#### [Given request]
Your task is to transcribe the records exactly, skipping every image.

#### [Records supplied]
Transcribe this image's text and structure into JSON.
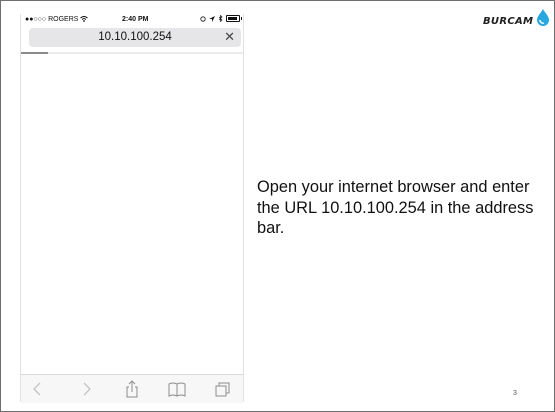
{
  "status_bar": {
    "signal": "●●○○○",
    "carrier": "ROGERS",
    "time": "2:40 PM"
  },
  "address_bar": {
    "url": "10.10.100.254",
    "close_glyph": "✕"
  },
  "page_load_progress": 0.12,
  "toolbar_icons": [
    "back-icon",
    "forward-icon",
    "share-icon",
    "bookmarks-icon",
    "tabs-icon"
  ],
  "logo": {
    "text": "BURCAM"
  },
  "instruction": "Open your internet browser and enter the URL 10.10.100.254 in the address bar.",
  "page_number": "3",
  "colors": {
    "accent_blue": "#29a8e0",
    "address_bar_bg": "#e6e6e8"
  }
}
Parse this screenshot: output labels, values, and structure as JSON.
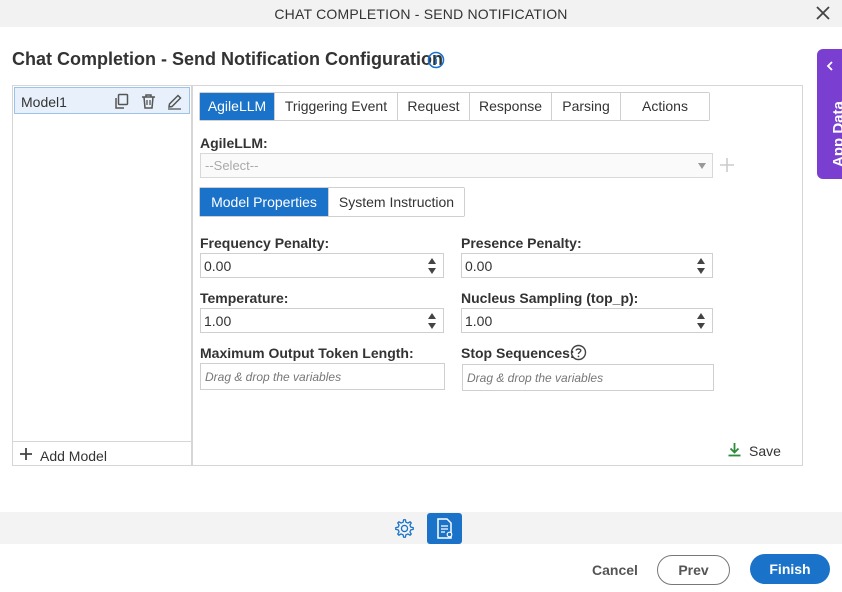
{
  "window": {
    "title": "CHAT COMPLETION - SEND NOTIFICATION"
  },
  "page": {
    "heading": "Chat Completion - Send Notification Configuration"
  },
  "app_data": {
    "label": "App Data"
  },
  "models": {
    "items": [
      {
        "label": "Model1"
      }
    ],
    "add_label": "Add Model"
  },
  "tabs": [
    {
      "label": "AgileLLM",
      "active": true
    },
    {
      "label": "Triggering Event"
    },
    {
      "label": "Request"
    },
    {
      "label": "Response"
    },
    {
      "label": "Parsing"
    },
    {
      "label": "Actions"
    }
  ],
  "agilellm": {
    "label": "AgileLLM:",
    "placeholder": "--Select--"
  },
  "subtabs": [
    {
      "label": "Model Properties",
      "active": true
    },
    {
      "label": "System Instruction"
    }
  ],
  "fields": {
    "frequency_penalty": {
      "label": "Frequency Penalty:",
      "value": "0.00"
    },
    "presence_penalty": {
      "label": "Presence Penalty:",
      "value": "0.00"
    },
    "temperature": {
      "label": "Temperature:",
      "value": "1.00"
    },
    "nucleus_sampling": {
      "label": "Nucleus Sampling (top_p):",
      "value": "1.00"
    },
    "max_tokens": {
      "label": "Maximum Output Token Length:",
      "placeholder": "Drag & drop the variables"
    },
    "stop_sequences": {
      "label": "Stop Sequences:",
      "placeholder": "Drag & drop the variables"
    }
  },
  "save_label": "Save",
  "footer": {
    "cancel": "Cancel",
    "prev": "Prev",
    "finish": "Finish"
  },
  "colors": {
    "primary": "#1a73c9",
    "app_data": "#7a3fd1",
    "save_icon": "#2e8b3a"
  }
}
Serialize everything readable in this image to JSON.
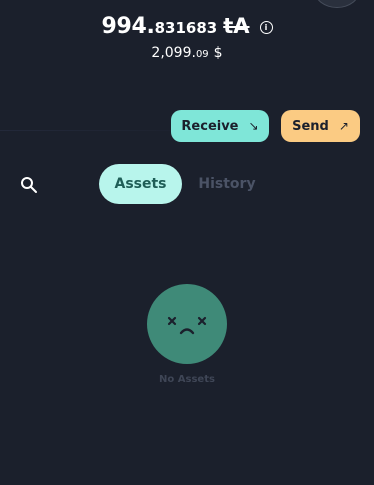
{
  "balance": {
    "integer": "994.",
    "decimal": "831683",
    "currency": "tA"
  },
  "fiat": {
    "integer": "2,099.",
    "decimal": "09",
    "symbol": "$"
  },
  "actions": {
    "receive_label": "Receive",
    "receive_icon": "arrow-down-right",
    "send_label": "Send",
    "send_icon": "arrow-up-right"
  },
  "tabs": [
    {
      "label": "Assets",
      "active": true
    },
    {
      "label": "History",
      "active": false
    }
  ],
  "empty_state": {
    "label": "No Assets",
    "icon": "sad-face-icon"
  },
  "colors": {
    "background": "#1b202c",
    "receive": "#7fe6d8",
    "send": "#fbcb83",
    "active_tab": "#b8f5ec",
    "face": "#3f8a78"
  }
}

#### [The answer]
Transcribe this image's text and structure into JSON.
{
  "status_bar": {
    "signal": "●●○○○",
    "carrier": "ROGERS",
    "time": "2:40 PM"
  },
  "address_bar": {
    "url": "10.10.100.254",
    "close_glyph": "✕"
  },
  "page_load_progress": 0.12,
  "toolbar_icons": [
    "back-icon",
    "forward-icon",
    "share-icon",
    "bookmarks-icon",
    "tabs-icon"
  ],
  "logo": {
    "text": "BURCAM"
  },
  "instruction": "Open your internet browser and enter the URL 10.10.100.254 in the address bar.",
  "page_number": "3",
  "colors": {
    "accent_blue": "#29a8e0",
    "address_bar_bg": "#e6e6e8"
  }
}
Parse this screenshot: output labels, values, and structure as JSON.
{
  "window": {
    "title": "CHAT COMPLETION - SEND NOTIFICATION"
  },
  "page": {
    "heading": "Chat Completion - Send Notification Configuration"
  },
  "app_data": {
    "label": "App Data"
  },
  "models": {
    "items": [
      {
        "label": "Model1"
      }
    ],
    "add_label": "Add Model"
  },
  "tabs": [
    {
      "label": "AgileLLM",
      "active": true
    },
    {
      "label": "Triggering Event"
    },
    {
      "label": "Request"
    },
    {
      "label": "Response"
    },
    {
      "label": "Parsing"
    },
    {
      "label": "Actions"
    }
  ],
  "agilellm": {
    "label": "AgileLLM:",
    "placeholder": "--Select--"
  },
  "subtabs": [
    {
      "label": "Model Properties",
      "active": true
    },
    {
      "label": "System Instruction"
    }
  ],
  "fields": {
    "frequency_penalty": {
      "label": "Frequency Penalty:",
      "value": "0.00"
    },
    "presence_penalty": {
      "label": "Presence Penalty:",
      "value": "0.00"
    },
    "temperature": {
      "label": "Temperature:",
      "value": "1.00"
    },
    "nucleus_sampling": {
      "label": "Nucleus Sampling (top_p):",
      "value": "1.00"
    },
    "max_tokens": {
      "label": "Maximum Output Token Length:",
      "placeholder": "Drag & drop the variables"
    },
    "stop_sequences": {
      "label": "Stop Sequences:",
      "placeholder": "Drag & drop the variables"
    }
  },
  "save_label": "Save",
  "footer": {
    "cancel": "Cancel",
    "prev": "Prev",
    "finish": "Finish"
  },
  "colors": {
    "primary": "#1a73c9",
    "app_data": "#7a3fd1",
    "save_icon": "#2e8b3a"
  }
}
Serialize everything readable in this image to JSON.
{
  "balance": {
    "integer": "994.",
    "decimal": "831683",
    "currency": "tA"
  },
  "fiat": {
    "integer": "2,099.",
    "decimal": "09",
    "symbol": "$"
  },
  "actions": {
    "receive_label": "Receive",
    "receive_icon": "arrow-down-right",
    "send_label": "Send",
    "send_icon": "arrow-up-right"
  },
  "tabs": [
    {
      "label": "Assets",
      "active": true
    },
    {
      "label": "History",
      "active": false
    }
  ],
  "empty_state": {
    "label": "No Assets",
    "icon": "sad-face-icon"
  },
  "colors": {
    "background": "#1b202c",
    "receive": "#7fe6d8",
    "send": "#fbcb83",
    "active_tab": "#b8f5ec",
    "face": "#3f8a78"
  }
}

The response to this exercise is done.